Kutipan Sumber
========================
Merujuk Diri Sendiri

Zee
2 min readSep 25, 2024

--

Photo by Vanessa Serpas on Unsplash

Tulisan ini diambil dari arsip Tahun 2021 dan sedikit ada penambahan untuk kemudian dirilis Tahun 2024

Kali ini aku tidak akan repot memikirkan diksi yang sulit dimengerti. Bersembunyi ternyata melelahkan, apalagi ketika dihantui perasaan takut tidak bisa diterima.

Terbiasa memiliki kesibukan membuatku berjarak dengan sesuatu yang maya. Namun, sayang sekali aku kewalahan saat kesibukan itu perlahan selesai satu per satu. Then, I lost myself.

Awalnya mungkin biasa saja, saat aku masih bisa menikmati setiap apa-apa yang orang lain ingin perlihatkan. Karena saat itu, aku masih memiliki diriku di dunia nyata. Perlahan, aku mulai menyadari wabah ini memang tidak singkat. Aku mulai terhanyut dalam dunia maya. Dunia yang membuatku menemukan tapi juga kehilangan. Pikiran-pikiran kotor mengenai persepsi orang lain mulai menggerayangi isi kepala. Padahal aku tidak memiliki kesalahan, maksudku hanya sebuah asumsi yang aku buat-buat sendiri. Pemikiran memang tidak bisa terbentuk hanya melalui membaca, butuh kebiasaan yang terus-menerus diterapkan. Fundamental dasar logikaku belum tersusun lengkap untuk menjadi poros dalam menjalani keseluruhan skenario hidup mengenai perihal apapun.
========================
Tugas 1
Tulis ulang tanpa perubahan bagian listing yang dibuka oleh baris pertama listing dan ditutup oleh baris yang memuat "573, 559, 589]", dengan kedua baris batas itu ikut disertakan.
Kutipan sumber dan listing adalah materi yang berdiri sendiri-sendiri.

Anotasi kotak elemen:
========================
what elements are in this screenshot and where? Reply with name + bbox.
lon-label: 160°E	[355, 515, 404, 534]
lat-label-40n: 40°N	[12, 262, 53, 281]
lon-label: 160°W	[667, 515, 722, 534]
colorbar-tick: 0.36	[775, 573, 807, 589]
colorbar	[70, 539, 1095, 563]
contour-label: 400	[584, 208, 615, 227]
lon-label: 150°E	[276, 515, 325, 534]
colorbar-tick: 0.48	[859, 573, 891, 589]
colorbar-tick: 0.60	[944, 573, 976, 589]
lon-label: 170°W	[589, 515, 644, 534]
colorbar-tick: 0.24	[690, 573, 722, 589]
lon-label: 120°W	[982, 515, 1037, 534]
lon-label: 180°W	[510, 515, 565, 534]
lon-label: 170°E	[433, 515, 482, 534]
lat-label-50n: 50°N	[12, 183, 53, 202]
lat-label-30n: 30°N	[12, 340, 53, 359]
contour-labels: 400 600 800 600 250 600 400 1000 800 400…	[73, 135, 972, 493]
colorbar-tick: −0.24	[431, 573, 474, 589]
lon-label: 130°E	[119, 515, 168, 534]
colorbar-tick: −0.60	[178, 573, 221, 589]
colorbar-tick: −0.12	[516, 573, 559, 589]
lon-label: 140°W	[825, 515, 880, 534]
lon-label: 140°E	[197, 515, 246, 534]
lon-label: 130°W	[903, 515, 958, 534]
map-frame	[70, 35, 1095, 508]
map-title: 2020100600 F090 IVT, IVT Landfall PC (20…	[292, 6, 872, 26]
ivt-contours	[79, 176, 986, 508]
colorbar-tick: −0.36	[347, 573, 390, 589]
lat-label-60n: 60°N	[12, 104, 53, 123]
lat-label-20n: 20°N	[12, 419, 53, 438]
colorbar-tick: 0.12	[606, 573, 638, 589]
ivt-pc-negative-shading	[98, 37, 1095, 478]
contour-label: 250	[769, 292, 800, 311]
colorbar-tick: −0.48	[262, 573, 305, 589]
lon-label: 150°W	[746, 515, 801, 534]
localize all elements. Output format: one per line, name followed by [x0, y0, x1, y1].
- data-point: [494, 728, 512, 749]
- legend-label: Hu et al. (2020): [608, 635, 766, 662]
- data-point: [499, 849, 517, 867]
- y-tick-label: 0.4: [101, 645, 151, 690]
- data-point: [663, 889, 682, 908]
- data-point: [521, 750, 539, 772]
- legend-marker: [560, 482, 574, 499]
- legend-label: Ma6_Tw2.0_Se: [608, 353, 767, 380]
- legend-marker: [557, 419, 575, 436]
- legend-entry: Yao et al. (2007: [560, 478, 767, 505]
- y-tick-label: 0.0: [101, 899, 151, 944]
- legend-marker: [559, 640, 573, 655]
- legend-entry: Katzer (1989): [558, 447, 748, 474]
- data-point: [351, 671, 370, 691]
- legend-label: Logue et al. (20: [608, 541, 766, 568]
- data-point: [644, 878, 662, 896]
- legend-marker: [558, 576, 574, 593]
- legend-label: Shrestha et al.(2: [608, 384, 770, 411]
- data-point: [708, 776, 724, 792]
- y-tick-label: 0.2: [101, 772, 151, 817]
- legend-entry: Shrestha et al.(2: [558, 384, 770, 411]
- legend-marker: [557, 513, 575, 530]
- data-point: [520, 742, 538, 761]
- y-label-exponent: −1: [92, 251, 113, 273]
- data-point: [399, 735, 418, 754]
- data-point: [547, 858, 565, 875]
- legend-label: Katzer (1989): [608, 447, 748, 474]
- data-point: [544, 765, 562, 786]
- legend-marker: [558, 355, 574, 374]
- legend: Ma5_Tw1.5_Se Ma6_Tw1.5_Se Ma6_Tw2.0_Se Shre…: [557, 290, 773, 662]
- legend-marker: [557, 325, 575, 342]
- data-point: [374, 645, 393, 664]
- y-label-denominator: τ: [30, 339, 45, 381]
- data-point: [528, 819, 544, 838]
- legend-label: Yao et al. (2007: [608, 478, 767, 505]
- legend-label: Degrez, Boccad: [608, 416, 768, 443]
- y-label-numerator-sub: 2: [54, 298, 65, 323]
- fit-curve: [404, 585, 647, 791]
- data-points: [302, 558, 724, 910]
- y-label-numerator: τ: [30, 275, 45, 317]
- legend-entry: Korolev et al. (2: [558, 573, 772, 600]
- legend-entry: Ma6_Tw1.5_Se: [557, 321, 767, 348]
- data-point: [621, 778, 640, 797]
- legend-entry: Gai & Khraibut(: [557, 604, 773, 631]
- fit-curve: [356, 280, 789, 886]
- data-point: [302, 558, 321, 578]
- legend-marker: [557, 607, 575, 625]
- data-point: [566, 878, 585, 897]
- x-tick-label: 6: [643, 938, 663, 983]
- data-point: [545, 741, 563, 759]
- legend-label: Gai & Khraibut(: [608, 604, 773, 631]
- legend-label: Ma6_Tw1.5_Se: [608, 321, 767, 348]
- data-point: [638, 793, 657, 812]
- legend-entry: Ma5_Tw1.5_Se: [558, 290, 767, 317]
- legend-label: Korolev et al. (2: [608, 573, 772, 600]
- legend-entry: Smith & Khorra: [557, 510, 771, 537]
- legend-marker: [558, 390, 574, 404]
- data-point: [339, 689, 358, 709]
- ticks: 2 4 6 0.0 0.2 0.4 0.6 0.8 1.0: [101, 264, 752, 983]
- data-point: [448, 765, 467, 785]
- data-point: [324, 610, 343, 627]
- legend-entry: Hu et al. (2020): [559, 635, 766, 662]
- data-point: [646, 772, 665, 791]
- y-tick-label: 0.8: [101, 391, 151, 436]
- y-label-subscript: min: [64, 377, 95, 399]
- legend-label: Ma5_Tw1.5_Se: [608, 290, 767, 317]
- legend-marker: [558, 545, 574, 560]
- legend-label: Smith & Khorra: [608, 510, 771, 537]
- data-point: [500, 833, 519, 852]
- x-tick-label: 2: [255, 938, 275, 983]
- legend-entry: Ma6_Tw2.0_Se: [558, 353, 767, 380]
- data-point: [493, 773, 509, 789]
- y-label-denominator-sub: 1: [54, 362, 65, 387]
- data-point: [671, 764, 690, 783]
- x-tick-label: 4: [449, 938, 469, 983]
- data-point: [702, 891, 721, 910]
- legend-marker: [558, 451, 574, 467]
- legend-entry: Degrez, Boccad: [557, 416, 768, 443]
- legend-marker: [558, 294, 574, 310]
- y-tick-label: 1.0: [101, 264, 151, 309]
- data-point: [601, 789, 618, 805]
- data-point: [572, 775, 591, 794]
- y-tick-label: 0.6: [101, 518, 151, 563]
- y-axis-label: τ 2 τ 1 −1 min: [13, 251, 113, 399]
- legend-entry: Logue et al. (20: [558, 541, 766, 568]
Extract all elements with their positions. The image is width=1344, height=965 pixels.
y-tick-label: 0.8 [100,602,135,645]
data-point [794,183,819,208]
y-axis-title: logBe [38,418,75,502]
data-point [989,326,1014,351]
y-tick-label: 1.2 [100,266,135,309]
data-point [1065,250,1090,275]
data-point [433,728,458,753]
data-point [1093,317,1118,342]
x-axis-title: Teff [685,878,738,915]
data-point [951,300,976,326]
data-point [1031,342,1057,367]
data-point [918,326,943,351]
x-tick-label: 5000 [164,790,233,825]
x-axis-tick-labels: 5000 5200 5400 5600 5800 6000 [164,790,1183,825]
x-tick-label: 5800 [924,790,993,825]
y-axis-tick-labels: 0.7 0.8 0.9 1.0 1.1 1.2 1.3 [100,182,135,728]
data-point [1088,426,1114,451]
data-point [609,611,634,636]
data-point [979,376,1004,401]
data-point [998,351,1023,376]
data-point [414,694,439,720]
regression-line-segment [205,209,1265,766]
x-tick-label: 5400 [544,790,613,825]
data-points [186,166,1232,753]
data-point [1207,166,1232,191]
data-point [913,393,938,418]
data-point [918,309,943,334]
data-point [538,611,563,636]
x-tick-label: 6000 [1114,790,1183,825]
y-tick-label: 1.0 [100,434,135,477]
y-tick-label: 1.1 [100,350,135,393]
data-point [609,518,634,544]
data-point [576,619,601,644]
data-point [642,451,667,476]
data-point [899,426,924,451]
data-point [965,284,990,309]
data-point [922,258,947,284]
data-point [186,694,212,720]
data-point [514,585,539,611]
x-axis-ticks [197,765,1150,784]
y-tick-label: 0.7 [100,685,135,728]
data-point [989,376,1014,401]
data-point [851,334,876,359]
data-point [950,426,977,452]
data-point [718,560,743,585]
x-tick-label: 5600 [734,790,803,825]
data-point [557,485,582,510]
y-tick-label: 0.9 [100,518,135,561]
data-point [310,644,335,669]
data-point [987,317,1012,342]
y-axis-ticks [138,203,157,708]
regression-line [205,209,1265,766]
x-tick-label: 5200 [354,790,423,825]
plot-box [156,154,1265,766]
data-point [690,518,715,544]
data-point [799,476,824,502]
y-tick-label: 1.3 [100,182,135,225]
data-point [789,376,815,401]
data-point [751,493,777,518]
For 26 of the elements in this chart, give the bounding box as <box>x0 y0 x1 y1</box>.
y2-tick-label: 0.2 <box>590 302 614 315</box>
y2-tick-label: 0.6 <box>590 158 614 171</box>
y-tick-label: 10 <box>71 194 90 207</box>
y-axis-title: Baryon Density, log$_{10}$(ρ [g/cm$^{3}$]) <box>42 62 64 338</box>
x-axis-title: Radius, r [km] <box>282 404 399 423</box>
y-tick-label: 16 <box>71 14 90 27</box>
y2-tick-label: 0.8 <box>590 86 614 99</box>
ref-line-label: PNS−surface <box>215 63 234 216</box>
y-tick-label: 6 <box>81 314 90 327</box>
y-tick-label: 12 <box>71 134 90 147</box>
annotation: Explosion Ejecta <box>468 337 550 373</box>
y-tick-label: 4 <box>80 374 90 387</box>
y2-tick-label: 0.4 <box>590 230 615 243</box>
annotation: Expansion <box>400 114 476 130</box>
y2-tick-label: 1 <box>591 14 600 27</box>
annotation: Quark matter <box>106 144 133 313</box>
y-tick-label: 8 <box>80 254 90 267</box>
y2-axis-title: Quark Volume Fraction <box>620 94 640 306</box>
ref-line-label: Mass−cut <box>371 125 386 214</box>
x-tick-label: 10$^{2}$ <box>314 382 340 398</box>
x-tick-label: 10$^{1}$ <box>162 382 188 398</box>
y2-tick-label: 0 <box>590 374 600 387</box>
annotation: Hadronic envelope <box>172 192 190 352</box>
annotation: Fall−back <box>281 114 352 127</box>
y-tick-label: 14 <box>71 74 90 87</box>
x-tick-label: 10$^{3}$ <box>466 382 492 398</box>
========================
Tugas 2
Tentukan apakah setiap pernyataan berikut sesuai dengan kutipan sumber, lalu jawab ya atau tidak beserta kutipan kata-kata penentunya: (a) tulisan tersebut berasal dari arsip tahun 2021; (b) penulis menyatakan akan memakai diksi yang sulit dimengerti; (c) pemikiran dapat terbentuk hanya melalui membaca.

Jawaban Lengkap 1
what elements are in this screenshot and where? Reply with name + bbox.
lon-label: 160°E	[355, 515, 404, 534]
lat-label-40n: 40°N	[12, 262, 53, 281]
lon-label: 160°W	[667, 515, 722, 534]
colorbar-tick: 0.36	[775, 573, 807, 589]
colorbar	[70, 539, 1095, 563]
contour-label: 400	[584, 208, 615, 227]
lon-label: 150°E	[276, 515, 325, 534]
colorbar-tick: 0.48	[859, 573, 891, 589]
colorbar-tick: 0.60	[944, 573, 976, 589]
lon-label: 170°W	[589, 515, 644, 534]
colorbar-tick: 0.24	[690, 573, 722, 589]
lon-label: 120°W	[982, 515, 1037, 534]
lon-label: 180°W	[510, 515, 565, 534]
lon-label: 170°E	[433, 515, 482, 534]
lat-label-50n: 50°N	[12, 183, 53, 202]
lat-label-30n: 30°N	[12, 340, 53, 359]
contour-labels: 400 600 800 600 250 600 400 1000 800 400…	[73, 135, 972, 493]
colorbar-tick: −0.24	[431, 573, 474, 589]
lon-label: 130°E	[119, 515, 168, 534]
colorbar-tick: −0.60	[178, 573, 221, 589]
colorbar-tick: −0.12	[516, 573, 559, 589]

Jawaban Lengkap 2
(a) Ya: "Tulisan ini diambil dari arsip Tahun 2021"
(b) Tidak: "Kali ini aku tidak akan repot memikirkan diksi yang sulit dimengerti."
(c) Tidak: "Pemikiran memang tidak bisa terbentuk hanya melalui membaca"